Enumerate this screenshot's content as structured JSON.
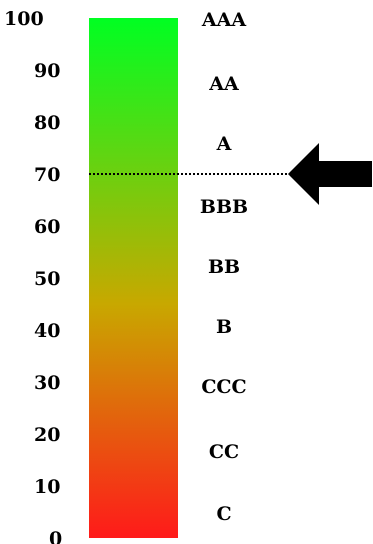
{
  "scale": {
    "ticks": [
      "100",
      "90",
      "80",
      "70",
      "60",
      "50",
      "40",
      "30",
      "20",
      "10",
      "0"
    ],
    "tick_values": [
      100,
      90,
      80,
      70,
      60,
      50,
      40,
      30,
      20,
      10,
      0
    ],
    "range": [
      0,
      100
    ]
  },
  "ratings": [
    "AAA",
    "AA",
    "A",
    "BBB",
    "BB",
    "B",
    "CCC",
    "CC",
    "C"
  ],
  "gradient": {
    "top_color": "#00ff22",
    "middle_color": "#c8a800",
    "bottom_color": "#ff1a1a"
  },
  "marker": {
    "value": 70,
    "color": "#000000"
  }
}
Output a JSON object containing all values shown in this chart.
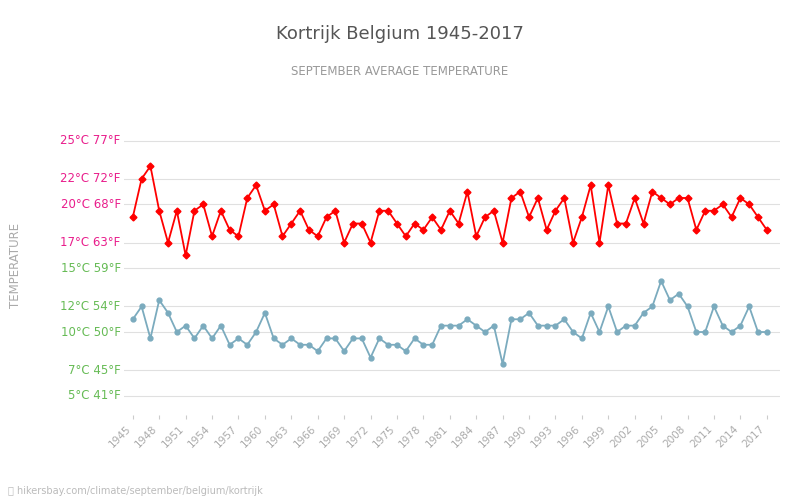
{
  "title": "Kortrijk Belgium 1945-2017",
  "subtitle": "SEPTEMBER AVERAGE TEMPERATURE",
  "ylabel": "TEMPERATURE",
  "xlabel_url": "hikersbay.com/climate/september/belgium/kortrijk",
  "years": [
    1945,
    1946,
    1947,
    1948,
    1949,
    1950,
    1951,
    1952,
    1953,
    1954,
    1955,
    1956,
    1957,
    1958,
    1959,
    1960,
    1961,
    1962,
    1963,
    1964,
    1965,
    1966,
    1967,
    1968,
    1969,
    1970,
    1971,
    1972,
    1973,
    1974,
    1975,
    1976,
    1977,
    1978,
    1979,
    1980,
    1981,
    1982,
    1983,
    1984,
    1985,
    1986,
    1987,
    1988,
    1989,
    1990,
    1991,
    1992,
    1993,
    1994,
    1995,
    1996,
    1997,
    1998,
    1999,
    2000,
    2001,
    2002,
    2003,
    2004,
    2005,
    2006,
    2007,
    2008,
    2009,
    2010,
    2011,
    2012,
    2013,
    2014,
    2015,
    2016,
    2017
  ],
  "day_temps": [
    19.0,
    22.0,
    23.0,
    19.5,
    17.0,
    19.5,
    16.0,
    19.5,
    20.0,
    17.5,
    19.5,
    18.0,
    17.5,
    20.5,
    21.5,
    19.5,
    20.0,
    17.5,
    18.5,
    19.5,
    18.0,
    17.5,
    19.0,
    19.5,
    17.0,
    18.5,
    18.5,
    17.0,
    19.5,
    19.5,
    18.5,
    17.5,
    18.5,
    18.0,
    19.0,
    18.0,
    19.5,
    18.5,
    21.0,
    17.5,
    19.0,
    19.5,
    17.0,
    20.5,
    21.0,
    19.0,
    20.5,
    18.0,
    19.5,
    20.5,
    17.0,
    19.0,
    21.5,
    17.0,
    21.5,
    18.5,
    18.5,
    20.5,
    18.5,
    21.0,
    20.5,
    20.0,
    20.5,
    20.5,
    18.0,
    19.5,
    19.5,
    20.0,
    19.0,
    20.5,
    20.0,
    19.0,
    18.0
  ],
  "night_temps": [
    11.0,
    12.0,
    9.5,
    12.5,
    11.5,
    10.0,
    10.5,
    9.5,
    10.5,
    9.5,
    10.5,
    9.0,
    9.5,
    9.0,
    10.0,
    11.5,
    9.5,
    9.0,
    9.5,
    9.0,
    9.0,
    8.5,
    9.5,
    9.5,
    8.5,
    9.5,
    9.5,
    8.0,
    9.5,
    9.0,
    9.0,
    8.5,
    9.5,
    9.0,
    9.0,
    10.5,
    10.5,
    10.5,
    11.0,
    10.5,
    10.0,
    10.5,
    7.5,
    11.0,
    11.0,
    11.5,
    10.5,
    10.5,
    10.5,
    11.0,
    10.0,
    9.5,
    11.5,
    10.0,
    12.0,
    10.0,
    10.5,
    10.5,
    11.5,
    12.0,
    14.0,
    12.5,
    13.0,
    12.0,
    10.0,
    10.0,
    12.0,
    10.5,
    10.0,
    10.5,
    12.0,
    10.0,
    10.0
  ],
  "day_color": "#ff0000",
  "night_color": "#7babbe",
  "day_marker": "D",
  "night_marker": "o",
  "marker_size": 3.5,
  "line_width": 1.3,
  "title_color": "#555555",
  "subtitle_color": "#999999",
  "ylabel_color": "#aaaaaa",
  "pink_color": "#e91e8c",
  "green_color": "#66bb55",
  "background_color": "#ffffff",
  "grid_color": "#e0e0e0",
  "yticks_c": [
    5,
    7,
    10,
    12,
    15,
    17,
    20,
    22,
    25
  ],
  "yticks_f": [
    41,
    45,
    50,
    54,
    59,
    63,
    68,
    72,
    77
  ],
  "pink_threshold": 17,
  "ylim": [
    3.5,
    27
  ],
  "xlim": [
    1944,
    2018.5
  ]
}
━━━━━━
#### [WRITTEN EXERCISE]
Transcribe every entry word for word, but omit the pictures.

#### [FULL OUTPUT]
Enumerate this screenshot's content as structured JSON.
{
  "scale": {
    "ticks": [
      "100",
      "90",
      "80",
      "70",
      "60",
      "50",
      "40",
      "30",
      "20",
      "10",
      "0"
    ],
    "tick_values": [
      100,
      90,
      80,
      70,
      60,
      50,
      40,
      30,
      20,
      10,
      0
    ],
    "range": [
      0,
      100
    ]
  },
  "ratings": [
    "AAA",
    "AA",
    "A",
    "BBB",
    "BB",
    "B",
    "CCC",
    "CC",
    "C"
  ],
  "gradient": {
    "top_color": "#00ff22",
    "middle_color": "#c8a800",
    "bottom_color": "#ff1a1a"
  },
  "marker": {
    "value": 70,
    "color": "#000000"
  }
}
Output a JSON object containing all values shown in this chart.
{
  "title": "Kortrijk Belgium 1945-2017",
  "subtitle": "SEPTEMBER AVERAGE TEMPERATURE",
  "ylabel": "TEMPERATURE",
  "xlabel_url": "hikersbay.com/climate/september/belgium/kortrijk",
  "years": [
    1945,
    1946,
    1947,
    1948,
    1949,
    1950,
    1951,
    1952,
    1953,
    1954,
    1955,
    1956,
    1957,
    1958,
    1959,
    1960,
    1961,
    1962,
    1963,
    1964,
    1965,
    1966,
    1967,
    1968,
    1969,
    1970,
    1971,
    1972,
    1973,
    1974,
    1975,
    1976,
    1977,
    1978,
    1979,
    1980,
    1981,
    1982,
    1983,
    1984,
    1985,
    1986,
    1987,
    1988,
    1989,
    1990,
    1991,
    1992,
    1993,
    1994,
    1995,
    1996,
    1997,
    1998,
    1999,
    2000,
    2001,
    2002,
    2003,
    2004,
    2005,
    2006,
    2007,
    2008,
    2009,
    2010,
    2011,
    2012,
    2013,
    2014,
    2015,
    2016,
    2017
  ],
  "day_temps": [
    19.0,
    22.0,
    23.0,
    19.5,
    17.0,
    19.5,
    16.0,
    19.5,
    20.0,
    17.5,
    19.5,
    18.0,
    17.5,
    20.5,
    21.5,
    19.5,
    20.0,
    17.5,
    18.5,
    19.5,
    18.0,
    17.5,
    19.0,
    19.5,
    17.0,
    18.5,
    18.5,
    17.0,
    19.5,
    19.5,
    18.5,
    17.5,
    18.5,
    18.0,
    19.0,
    18.0,
    19.5,
    18.5,
    21.0,
    17.5,
    19.0,
    19.5,
    17.0,
    20.5,
    21.0,
    19.0,
    20.5,
    18.0,
    19.5,
    20.5,
    17.0,
    19.0,
    21.5,
    17.0,
    21.5,
    18.5,
    18.5,
    20.5,
    18.5,
    21.0,
    20.5,
    20.0,
    20.5,
    20.5,
    18.0,
    19.5,
    19.5,
    20.0,
    19.0,
    20.5,
    20.0,
    19.0,
    18.0
  ],
  "night_temps": [
    11.0,
    12.0,
    9.5,
    12.5,
    11.5,
    10.0,
    10.5,
    9.5,
    10.5,
    9.5,
    10.5,
    9.0,
    9.5,
    9.0,
    10.0,
    11.5,
    9.5,
    9.0,
    9.5,
    9.0,
    9.0,
    8.5,
    9.5,
    9.5,
    8.5,
    9.5,
    9.5,
    8.0,
    9.5,
    9.0,
    9.0,
    8.5,
    9.5,
    9.0,
    9.0,
    10.5,
    10.5,
    10.5,
    11.0,
    10.5,
    10.0,
    10.5,
    7.5,
    11.0,
    11.0,
    11.5,
    10.5,
    10.5,
    10.5,
    11.0,
    10.0,
    9.5,
    11.5,
    10.0,
    12.0,
    10.0,
    10.5,
    10.5,
    11.5,
    12.0,
    14.0,
    12.5,
    13.0,
    12.0,
    10.0,
    10.0,
    12.0,
    10.5,
    10.0,
    10.5,
    12.0,
    10.0,
    10.0
  ],
  "day_color": "#ff0000",
  "night_color": "#7babbe",
  "day_marker": "D",
  "night_marker": "o",
  "marker_size": 3.5,
  "line_width": 1.3,
  "title_color": "#555555",
  "subtitle_color": "#999999",
  "ylabel_color": "#aaaaaa",
  "pink_color": "#e91e8c",
  "green_color": "#66bb55",
  "background_color": "#ffffff",
  "grid_color": "#e0e0e0",
  "yticks_c": [
    5,
    7,
    10,
    12,
    15,
    17,
    20,
    22,
    25
  ],
  "yticks_f": [
    41,
    45,
    50,
    54,
    59,
    63,
    68,
    72,
    77
  ],
  "pink_threshold": 17,
  "ylim": [
    3.5,
    27
  ],
  "xlim": [
    1944,
    2018.5
  ]
}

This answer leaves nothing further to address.